(Dataset items)

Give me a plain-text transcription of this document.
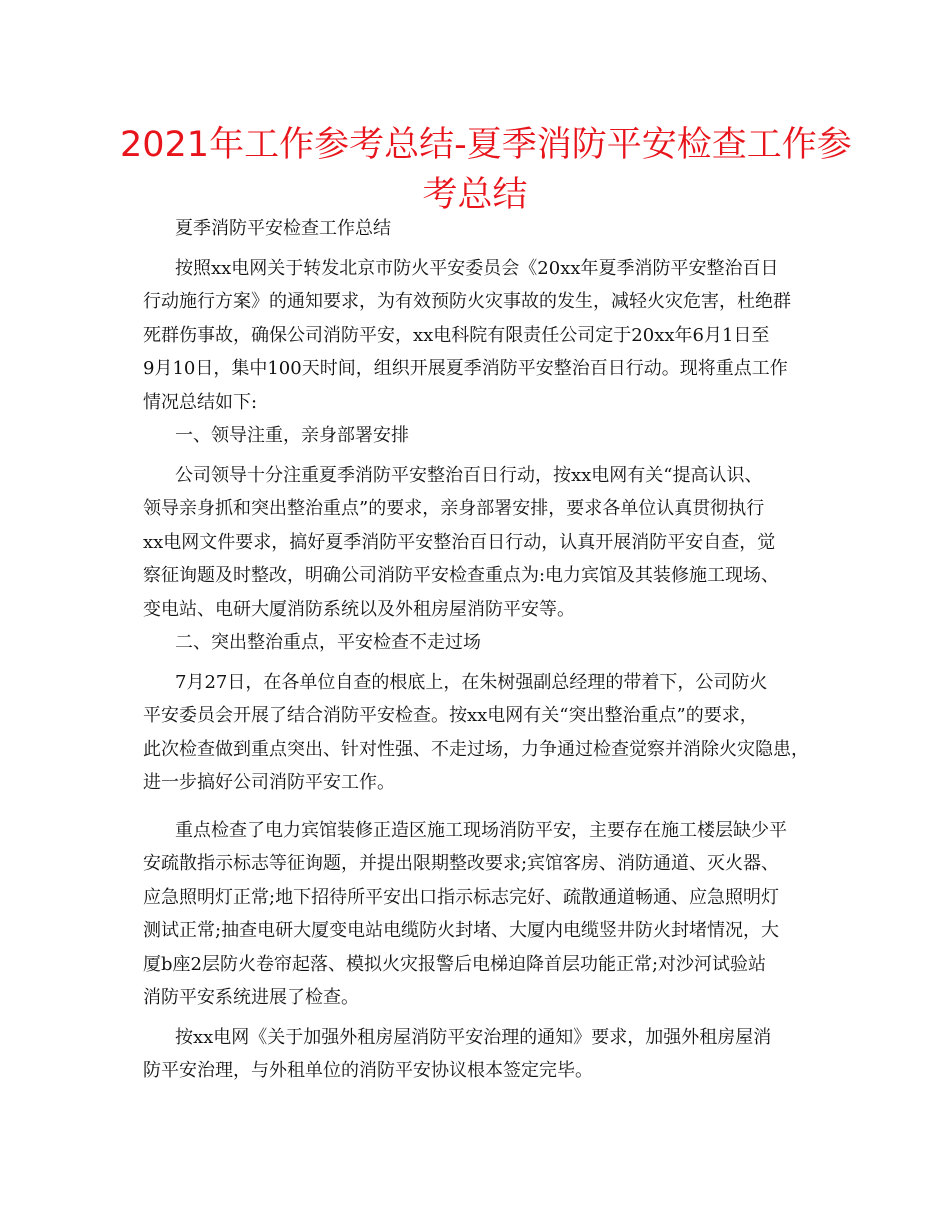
2021年工作参考总结-夏季消防平安检查工作参
考总结
夏季消防平安检查工作总结
按照xx电网关于转发北京市防火平安委员会《20xx年夏季消防平安整治百日
行动施行方案》的通知要求，为有效预防火灾事故的发生，减轻火灾危害，杜绝群
死群伤事故，确保公司消防平安，xx电科院有限责任公司定于20xx年6月1日至
9月10日，集中100天时间，组织开展夏季消防平安整治百日行动。现将重点工作
情况总结如下:
一、领导注重，亲身部署安排
公司领导十分注重夏季消防平安整治百日行动，按xx电网有关“提高认识、
领导亲身抓和突出整治重点”的要求，亲身部署安排，要求各单位认真贯彻执行
xx电网文件要求，搞好夏季消防平安整治百日行动，认真开展消防平安自查，觉
察征询题及时整改，明确公司消防平安检查重点为:电力宾馆及其装修施工现场、
变电站、电研大厦消防系统以及外租房屋消防平安等。
二、突出整治重点，平安检查不走过场
7月27日，在各单位自查的根底上，在朱树强副总经理的带着下，公司防火
平安委员会开展了结合消防平安检查。按xx电网有关“突出整治重点”的要求，
此次检查做到重点突出、针对性强、不走过场，力争通过检查觉察并消除火灾隐患，
进一步搞好公司消防平安工作。
重点检查了电力宾馆装修正造区施工现场消防平安，主要存在施工楼层缺少平
安疏散指示标志等征询题，并提出限期整改要求;宾馆客房、消防通道、灭火器、
应急照明灯正常;地下招待所平安出口指示标志完好、疏散通道畅通、应急照明灯
测试正常;抽查电研大厦变电站电缆防火封堵、大厦内电缆竖井防火封堵情况，大
厦b座2层防火卷帘起落、模拟火灾报警后电梯迫降首层功能正常;对沙河试验站
消防平安系统进展了检查。
按xx电网《关于加强外租房屋消防平安治理的通知》要求，加强外租房屋消
防平安治理，与外租单位的消防平安协议根本签定完毕。
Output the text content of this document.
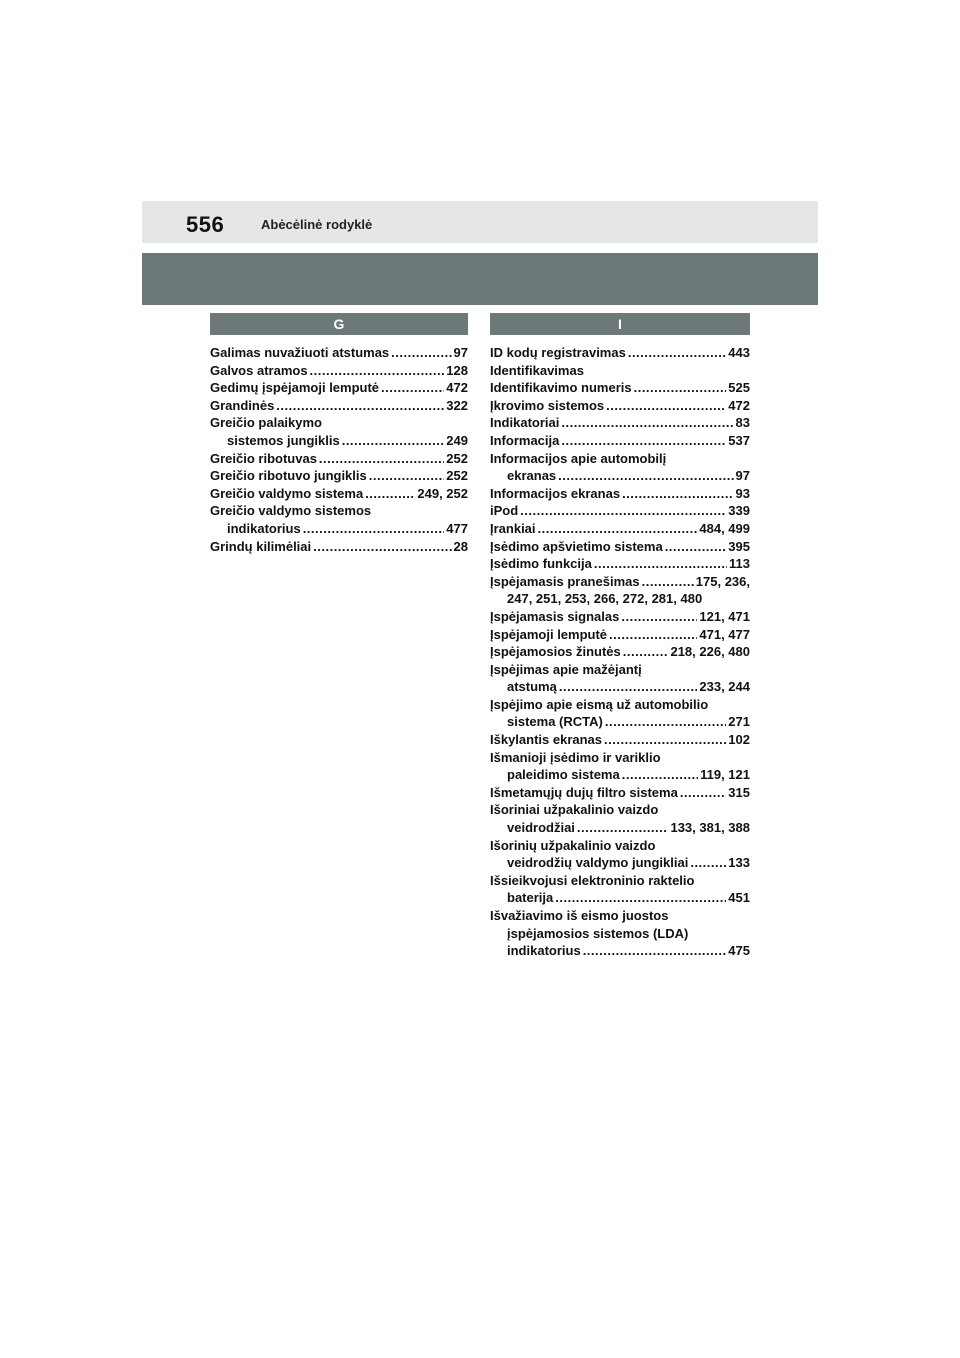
556	Abėcėlinė rodyklė
G
Galimas nuvažiuoti atstumas .....	97
Galvos atramos .....	128
Gedimų įspėjamoji lemputė .....	472
Grandinės .....	322
Greičio palaikymo
sistemos jungiklis .....	249
Greičio ribotuvas .....	252
Greičio ribotuvo jungiklis .....	252
Greičio valdymo sistema .....	249, 252
Greičio valdymo sistemos
indikatorius .....	477
Grindų kilimėliai .....	28
I
ID kodų registravimas .....	443
Identifikavimas
Identifikavimo numeris .....	525
Įkrovimo sistemos .....	472
Indikatoriai .....	83
Informacija .....	537
Informacijos apie automobilį
ekranas .....	97
Informacijos ekranas .....	93
iPod .....	339
Įrankiai .....	484, 499
Įsėdimo apšvietimo sistema .....	395
Įsėdimo funkcija .....	113
Įspėjamasis pranešimas .....	175, 236,
247, 251, 253, 266, 272, 281, 480
Įspėjamasis signalas .....	121, 471
Įspėjamoji lemputė .....	471, 477
Įspėjamosios žinutės .....	218, 226, 480
Įspėjimas apie mažėjantį
atstumą .....	233, 244
Įspėjimo apie eismą už automobilio
sistema (RCTA) .....	271
Iškylantis ekranas .....	102
Išmanioji įsėdimo ir variklio
paleidimo sistema .....	119, 121
Išmetamųjų dujų filtro sistema .....	315
Išoriniai užpakalinio vaizdo
veidrodžiai .....	133, 381, 388
Išorinių užpakalinio vaizdo
veidrodžių valdymo jungikliai .....	133
Išsieikvojusi elektroninio raktelio
baterija .....	451
Išvažiavimo iš eismo juostos
įspėjamosios sistemos (LDA)
indikatorius .....	475
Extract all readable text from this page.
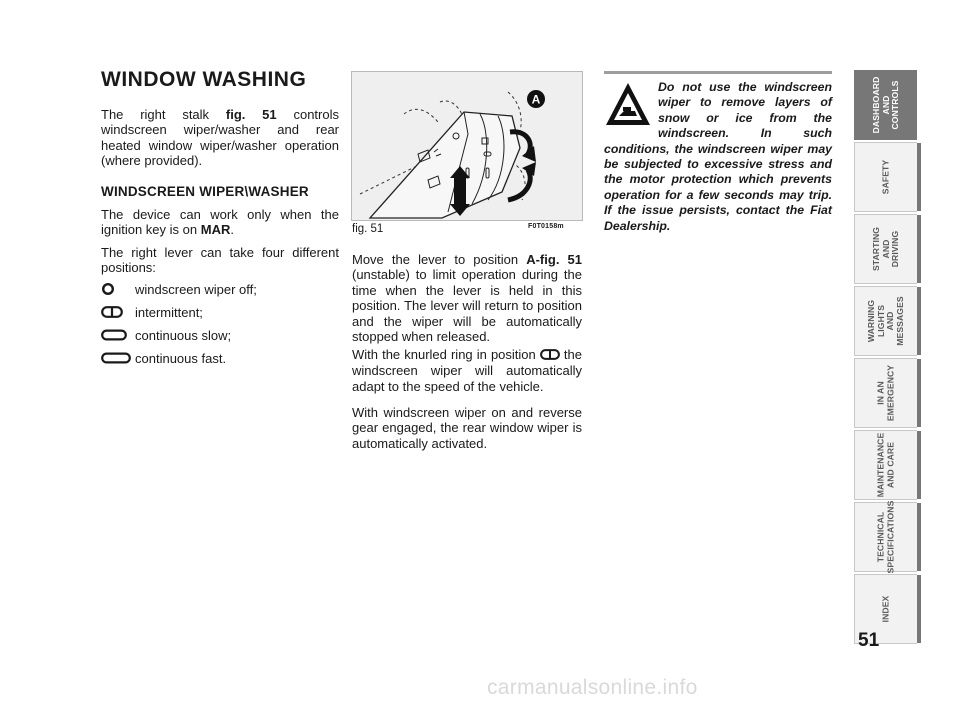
WINDOW WASHING
The right stalk fig. 51 controls windscreen wiper/washer and rear heated window wiper/washer operation (where provided).
WINDSCREEN WIPER\WASHER
The device can work only when the ignition key is on MAR.
The right lever can take four different positions:
windscreen wiper off;
intermittent;
continuous slow;
continuous fast.
A
fig. 51	F0T0158m
Move the lever to position A-fig. 51 (unstable) to limit operation during the time when the lever is held in this position. The lever will return to position and the wiper will be automatically stopped when released.
With the knurled ring in position  the windscreen wiper will automatically adapt to the speed of the vehicle.
With windscreen wiper on and reverse gear engaged, the rear window wiper is automatically activated.
Do not use the windscreen wiper to remove layers of snow or ice from the windscreen. In such conditions, the windscreen wiper may be subjected to excessive stress and the motor protection which prevents operation for a few seconds may trip. If the issue persists, contact the Fiat Dealership.
DASHBOARD
AND CONTROLS
SAFETY
STARTING
AND DRIVING
WARNING
LIGHTS AND
MESSAGES
IN AN
EMERGENCY
MAINTENANCE
AND CARE
TECHNICAL
SPECIFICATIONS
INDEX
51
carmanualsonline.info
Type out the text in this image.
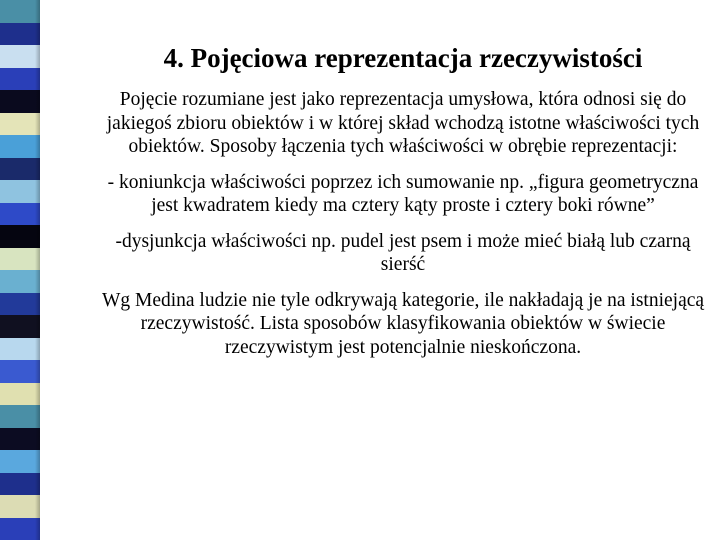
4. Pojęciowa reprezentacja rzeczywistości
Pojęcie rozumiane jest jako reprezentacja umysłowa, która odnosi się do jakiegoś zbioru obiektów i w której skład wchodzą istotne właściwości tych obiektów. Sposoby łączenia tych właściwości w obrębie reprezentacji:
- koniunkcja właściwości poprzez ich sumowanie np. „figura geometryczna jest kwadratem kiedy ma cztery kąty proste i cztery boki równe”
-dysjunkcja właściwości np. pudel jest psem i może mieć białą lub czarną sierść
Wg Medina ludzie nie tyle odkrywają kategorie, ile nakładają je na istniejącą rzeczywistość. Lista sposobów klasyfikowania obiektów w świecie rzeczywistym jest potencjalnie nieskończona.
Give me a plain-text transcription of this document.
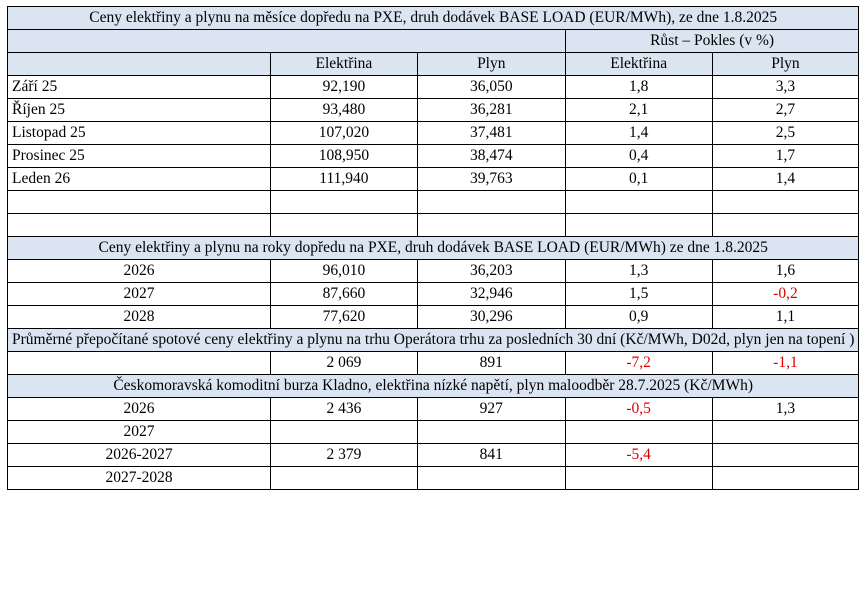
Ceny elektřiny a plynu na měsíce dopředu na PXE, druh dodávek BASE LOAD (EUR/MWh), ze dne 1.8.2025				
			Růst – Pokles (v %)	
	Elektřina	Plyn	Elektřina	Plyn
Září 25	92,190	36,050	1,8	3,3
Říjen 25	93,480	36,281	2,1	2,7
Listopad 25	107,020	37,481	1,4	2,5
Prosinec 25	108,950	38,474	0,4	1,7
Leden 26	111,940	39,763	0,1	1,4

Ceny elektřiny a plynu na roky dopředu na PXE, druh dodávek BASE LOAD (EUR/MWh) ze dne 1.8.2025				
2026	96,010	36,203	1,3	1,6
2027	87,660	32,946	1,5	-0,2
2028	77,620	30,296	0,9	1,1
Průměrné přepočítané spotové ceny elektřiny a plynu na trhu Operátora trhu za posledních 30 dní (Kč/MWh, D02d, plyn jen na topení )				
	2 069	891	-7,2	-1,1
Českomoravská komoditní burza Kladno, elektřina nízké napětí, plyn maloodběr 28.7.2025 (Kč/MWh)				
2026	2 436	927	-0,5	1,3
2027				
2026-2027	2 379	841	-5,4	
2027-2028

■ Directive
Reproduce each line word for word and drop the pictures.

■ Full output
Give me a plain-text transcription of this document.
2021年工作参考总结-夏季消防平安检查工作参
考总结
夏季消防平安检查工作总结
按照xx电网关于转发北京市防火平安委员会《20xx年夏季消防平安整治百日
行动施行方案》的通知要求，为有效预防火灾事故的发生，减轻火灾危害，杜绝群
死群伤事故，确保公司消防平安，xx电科院有限责任公司定于20xx年6月1日至
9月10日，集中100天时间，组织开展夏季消防平安整治百日行动。现将重点工作
情况总结如下:
一、领导注重，亲身部署安排
公司领导十分注重夏季消防平安整治百日行动，按xx电网有关“提高认识、
领导亲身抓和突出整治重点”的要求，亲身部署安排，要求各单位认真贯彻执行
xx电网文件要求，搞好夏季消防平安整治百日行动，认真开展消防平安自查，觉
察征询题及时整改，明确公司消防平安检查重点为:电力宾馆及其装修施工现场、
变电站、电研大厦消防系统以及外租房屋消防平安等。
二、突出整治重点，平安检查不走过场
7月27日，在各单位自查的根底上，在朱树强副总经理的带着下，公司防火
平安委员会开展了结合消防平安检查。按xx电网有关“突出整治重点”的要求，
此次检查做到重点突出、针对性强、不走过场，力争通过检查觉察并消除火灾隐患，
进一步搞好公司消防平安工作。
重点检查了电力宾馆装修正造区施工现场消防平安，主要存在施工楼层缺少平
安疏散指示标志等征询题，并提出限期整改要求;宾馆客房、消防通道、灭火器、
应急照明灯正常;地下招待所平安出口指示标志完好、疏散通道畅通、应急照明灯
测试正常;抽查电研大厦变电站电缆防火封堵、大厦内电缆竖井防火封堵情况，大
厦b座2层防火卷帘起落、模拟火灾报警后电梯迫降首层功能正常;对沙河试验站
消防平安系统进展了检查。
按xx电网《关于加强外租房屋消防平安治理的通知》要求，加强外租房屋消
防平安治理，与外租单位的消防平安协议根本签定完毕。
Output the text content of this document.
556	Abėcėlinė rodyklė
G
Galimas nuvažiuoti atstumas .....	97
Galvos atramos .....	128
Gedimų įspėjamoji lemputė .....	472
Grandinės .....	322
Greičio palaikymo
sistemos jungiklis .....	249
Greičio ribotuvas .....	252
Greičio ribotuvo jungiklis .....	252
Greičio valdymo sistema .....	249, 252
Greičio valdymo sistemos
indikatorius .....	477
Grindų kilimėliai .....	28
I
ID kodų registravimas .....	443
Identifikavimas
Identifikavimo numeris .....	525
Įkrovimo sistemos .....	472
Indikatoriai .....	83
Informacija .....	537
Informacijos apie automobilį
ekranas .....	97
Informacijos ekranas .....	93
iPod .....	339
Įrankiai .....	484, 499
Įsėdimo apšvietimo sistema .....	395
Įsėdimo funkcija .....	113
Įspėjamasis pranešimas .....	175, 236,
247, 251, 253, 266, 272, 281, 480
Įspėjamasis signalas .....	121, 471
Įspėjamoji lemputė .....	471, 477
Įspėjamosios žinutės .....	218, 226, 480
Įspėjimas apie mažėjantį
atstumą .....	233, 244
Įspėjimo apie eismą už automobilio
sistema (RCTA) .....	271
Iškylantis ekranas .....	102
Išmanioji įsėdimo ir variklio
paleidimo sistema .....	119, 121
Išmetamųjų dujų filtro sistema .....	315
Išoriniai užpakalinio vaizdo
veidrodžiai .....	133, 381, 388
Išorinių užpakalinio vaizdo
veidrodžių valdymo jungikliai .....	133
Išsieikvojusi elektroninio raktelio
baterija .....	451
Išvažiavimo iš eismo juostos
įspėjamosios sistemos (LDA)
indikatorius .....	475
Extract all readable text from this page.
WINDOW WASHING
The right stalk fig. 51 controls windscreen wiper/washer and rear heated window wiper/washer operation (where provided).
WINDSCREEN WIPER\WASHER
The device can work only when the ignition key is on MAR.
The right lever can take four different positions:
windscreen wiper off;
intermittent;
continuous slow;
continuous fast.
A
fig. 51	F0T0158m
Move the lever to position A-fig. 51 (unstable) to limit operation during the time when the lever is held in this position. The lever will return to position and the wiper will be automatically stopped when released.
With the knurled ring in position  the windscreen wiper will automatically adapt to the speed of the vehicle.
With windscreen wiper on and reverse gear engaged, the rear window wiper is automatically activated.
Do not use the windscreen wiper to remove layers of snow or ice from the windscreen. In such conditions, the windscreen wiper may be subjected to excessive stress and the motor protection which prevents operation for a few seconds may trip. If the issue persists, contact the Fiat Dealership.
DASHBOARD
AND CONTROLS
SAFETY
STARTING
AND DRIVING
WARNING
LIGHTS AND
MESSAGES
IN AN
EMERGENCY
MAINTENANCE
AND CARE
TECHNICAL
SPECIFICATIONS
INDEX
51
carmanualsonline.info
Type out the text in this image.
4. Pojęciowa reprezentacja rzeczywistości
Pojęcie rozumiane jest jako reprezentacja umysłowa, która odnosi się do jakiegoś zbioru obiektów i w której skład wchodzą istotne właściwości tych obiektów. Sposoby łączenia tych właściwości w obrębie reprezentacji:
- koniunkcja właściwości poprzez ich sumowanie np. „figura geometryczna jest kwadratem kiedy ma cztery kąty proste i cztery boki równe”
-dysjunkcja właściwości np. pudel jest psem i może mieć białą lub czarną sierść
Wg Medina ludzie nie tyle odkrywają kategorie, ile nakładają je na istniejącą rzeczywistość. Lista sposobów klasyfikowania obiektów w świecie rzeczywistym jest potencjalnie nieskończona.
Give me a plain-text transcription of this document.
Ceny elektřiny a plynu na měsíce dopředu na PXE, druh dodávek BASE LOAD (EUR/MWh), ze dne 1.8.2025				
			Růst – Pokles (v %)	
	Elektřina	Plyn	Elektřina	Plyn
Září 25	92,190	36,050	1,8	3,3
Říjen 25	93,480	36,281	2,1	2,7
Listopad 25	107,020	37,481	1,4	2,5
Prosinec 25	108,950	38,474	0,4	1,7
Leden 26	111,940	39,763	0,1	1,4

Ceny elektřiny a plynu na roky dopředu na PXE, druh dodávek BASE LOAD (EUR/MWh) ze dne 1.8.2025				
2026	96,010	36,203	1,3	1,6
2027	87,660	32,946	1,5	-0,2
2028	77,620	30,296	0,9	1,1
Průměrné přepočítané spotové ceny elektřiny a plynu na trhu Operátora trhu za posledních 30 dní (Kč/MWh, D02d, plyn jen na topení )				
	2 069	891	-7,2	-1,1
Českomoravská komoditní burza Kladno, elektřina nízké napětí, plyn maloodběr 28.7.2025 (Kč/MWh)				
2026	2 436	927	-0,5	1,3
2027				
2026-2027	2 379	841	-5,4	
2027-2028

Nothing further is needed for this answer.